▸ STATED GOAL
Rewrite every line of the entries below, changing each "chevron-right-icon" to "arrow-right-icon" and leaving everything else untouched.

::::

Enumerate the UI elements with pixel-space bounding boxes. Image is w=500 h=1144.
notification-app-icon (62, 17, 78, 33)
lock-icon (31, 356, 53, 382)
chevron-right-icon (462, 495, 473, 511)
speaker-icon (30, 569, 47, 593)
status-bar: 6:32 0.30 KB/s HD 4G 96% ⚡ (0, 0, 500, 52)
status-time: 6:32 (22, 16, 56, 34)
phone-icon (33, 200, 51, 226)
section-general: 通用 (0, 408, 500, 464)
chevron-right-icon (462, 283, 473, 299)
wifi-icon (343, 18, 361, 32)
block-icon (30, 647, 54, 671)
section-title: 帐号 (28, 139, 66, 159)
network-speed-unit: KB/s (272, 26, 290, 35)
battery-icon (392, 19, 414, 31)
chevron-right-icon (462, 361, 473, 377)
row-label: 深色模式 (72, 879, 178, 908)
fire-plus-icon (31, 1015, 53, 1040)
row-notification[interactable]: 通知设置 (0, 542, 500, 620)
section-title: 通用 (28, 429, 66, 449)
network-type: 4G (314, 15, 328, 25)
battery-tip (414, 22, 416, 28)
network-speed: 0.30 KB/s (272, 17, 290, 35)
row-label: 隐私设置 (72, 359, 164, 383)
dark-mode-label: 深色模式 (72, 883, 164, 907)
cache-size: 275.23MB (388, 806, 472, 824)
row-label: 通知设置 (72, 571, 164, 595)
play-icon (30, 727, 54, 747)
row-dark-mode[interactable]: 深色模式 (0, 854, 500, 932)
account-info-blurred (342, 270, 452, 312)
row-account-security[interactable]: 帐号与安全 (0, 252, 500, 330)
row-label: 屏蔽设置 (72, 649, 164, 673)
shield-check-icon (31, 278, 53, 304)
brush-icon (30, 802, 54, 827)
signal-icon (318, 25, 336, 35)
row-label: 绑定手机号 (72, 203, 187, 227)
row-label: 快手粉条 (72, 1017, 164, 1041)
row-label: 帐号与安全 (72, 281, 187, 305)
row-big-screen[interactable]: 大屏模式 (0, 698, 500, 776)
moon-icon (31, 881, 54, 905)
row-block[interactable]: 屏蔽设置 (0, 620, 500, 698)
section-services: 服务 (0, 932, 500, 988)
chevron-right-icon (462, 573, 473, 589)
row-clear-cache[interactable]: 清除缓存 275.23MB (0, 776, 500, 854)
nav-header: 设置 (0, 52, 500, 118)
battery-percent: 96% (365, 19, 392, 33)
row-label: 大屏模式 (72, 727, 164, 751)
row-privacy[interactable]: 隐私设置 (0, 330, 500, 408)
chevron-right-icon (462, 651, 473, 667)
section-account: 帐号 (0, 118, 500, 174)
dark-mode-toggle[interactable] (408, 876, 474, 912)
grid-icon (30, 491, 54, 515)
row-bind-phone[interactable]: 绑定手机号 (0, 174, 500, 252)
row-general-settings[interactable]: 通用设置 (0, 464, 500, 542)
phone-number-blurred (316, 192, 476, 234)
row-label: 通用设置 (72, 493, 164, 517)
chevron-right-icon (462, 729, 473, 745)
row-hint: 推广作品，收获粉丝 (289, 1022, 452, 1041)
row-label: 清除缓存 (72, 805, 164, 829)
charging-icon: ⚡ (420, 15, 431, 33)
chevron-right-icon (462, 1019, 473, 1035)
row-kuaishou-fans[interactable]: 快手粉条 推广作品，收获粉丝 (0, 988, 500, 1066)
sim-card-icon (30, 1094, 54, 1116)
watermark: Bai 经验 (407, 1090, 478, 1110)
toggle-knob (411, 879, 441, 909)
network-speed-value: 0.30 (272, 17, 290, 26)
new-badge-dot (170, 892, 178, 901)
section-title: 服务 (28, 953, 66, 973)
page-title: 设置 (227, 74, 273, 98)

::::

▸ RESULT OF THE EXERCISE
Enumerate the UI elements with pixel-space bounding boxes. Image is w=500 h=1144.
notification-app-icon (62, 17, 78, 33)
lock-icon (31, 356, 53, 382)
arrow-right-icon (462, 495, 473, 511)
speaker-icon (30, 569, 47, 593)
status-bar: 6:32 0.30 KB/s HD 4G 96% ⚡ (0, 0, 500, 52)
status-time: 6:32 (22, 16, 56, 34)
phone-icon (33, 200, 51, 226)
section-general: 通用 (0, 408, 500, 464)
arrow-right-icon (462, 283, 473, 299)
wifi-icon (343, 18, 361, 32)
block-icon (30, 647, 54, 671)
section-title: 帐号 (28, 139, 66, 159)
network-speed-unit: KB/s (272, 26, 290, 35)
battery-icon (392, 19, 414, 31)
arrow-right-icon (462, 361, 473, 377)
row-label: 深色模式 (72, 879, 178, 908)
fire-plus-icon (31, 1015, 53, 1040)
row-notification[interactable]: 通知设置 (0, 542, 500, 620)
section-title: 通用 (28, 429, 66, 449)
network-type: 4G (314, 15, 328, 25)
battery-tip (414, 22, 416, 28)
network-speed: 0.30 KB/s (272, 17, 290, 35)
row-label: 隐私设置 (72, 359, 164, 383)
dark-mode-label: 深色模式 (72, 883, 164, 907)
cache-size: 275.23MB (388, 806, 472, 824)
row-label: 通知设置 (72, 571, 164, 595)
play-icon (30, 727, 54, 747)
row-dark-mode[interactable]: 深色模式 (0, 854, 500, 932)
account-info-blurred (342, 270, 452, 312)
row-account-security[interactable]: 帐号与安全 (0, 252, 500, 330)
row-label: 屏蔽设置 (72, 649, 164, 673)
shield-check-icon (31, 278, 53, 304)
brush-icon (30, 802, 54, 827)
signal-icon (318, 25, 336, 35)
row-label: 绑定手机号 (72, 203, 187, 227)
row-label: 快手粉条 (72, 1017, 164, 1041)
row-label: 帐号与安全 (72, 281, 187, 305)
row-big-screen[interactable]: 大屏模式 (0, 698, 500, 776)
moon-icon (31, 881, 54, 905)
row-block[interactable]: 屏蔽设置 (0, 620, 500, 698)
section-services: 服务 (0, 932, 500, 988)
arrow-right-icon (462, 573, 473, 589)
row-clear-cache[interactable]: 清除缓存 275.23MB (0, 776, 500, 854)
nav-header: 设置 (0, 52, 500, 118)
battery-percent: 96% (365, 19, 392, 33)
row-label: 大屏模式 (72, 727, 164, 751)
row-privacy[interactable]: 隐私设置 (0, 330, 500, 408)
arrow-right-icon (462, 651, 473, 667)
section-account: 帐号 (0, 118, 500, 174)
dark-mode-toggle[interactable] (408, 876, 474, 912)
grid-icon (30, 491, 54, 515)
row-bind-phone[interactable]: 绑定手机号 (0, 174, 500, 252)
row-general-settings[interactable]: 通用设置 (0, 464, 500, 542)
phone-number-blurred (316, 192, 476, 234)
row-label: 通用设置 (72, 493, 164, 517)
arrow-right-icon (462, 729, 473, 745)
row-hint: 推广作品，收获粉丝 (289, 1022, 452, 1041)
row-label: 清除缓存 (72, 805, 164, 829)
charging-icon: ⚡ (420, 15, 431, 33)
arrow-right-icon (462, 1019, 473, 1035)
row-kuaishou-fans[interactable]: 快手粉条 推广作品，收获粉丝 (0, 988, 500, 1066)
sim-card-icon (30, 1094, 54, 1116)
watermark: Bai 经验 (407, 1090, 478, 1110)
toggle-knob (411, 879, 441, 909)
network-speed-value: 0.30 (272, 17, 290, 26)
new-badge-dot (170, 892, 178, 901)
section-title: 服务 (28, 953, 66, 973)
page-title: 设置 (227, 74, 273, 98)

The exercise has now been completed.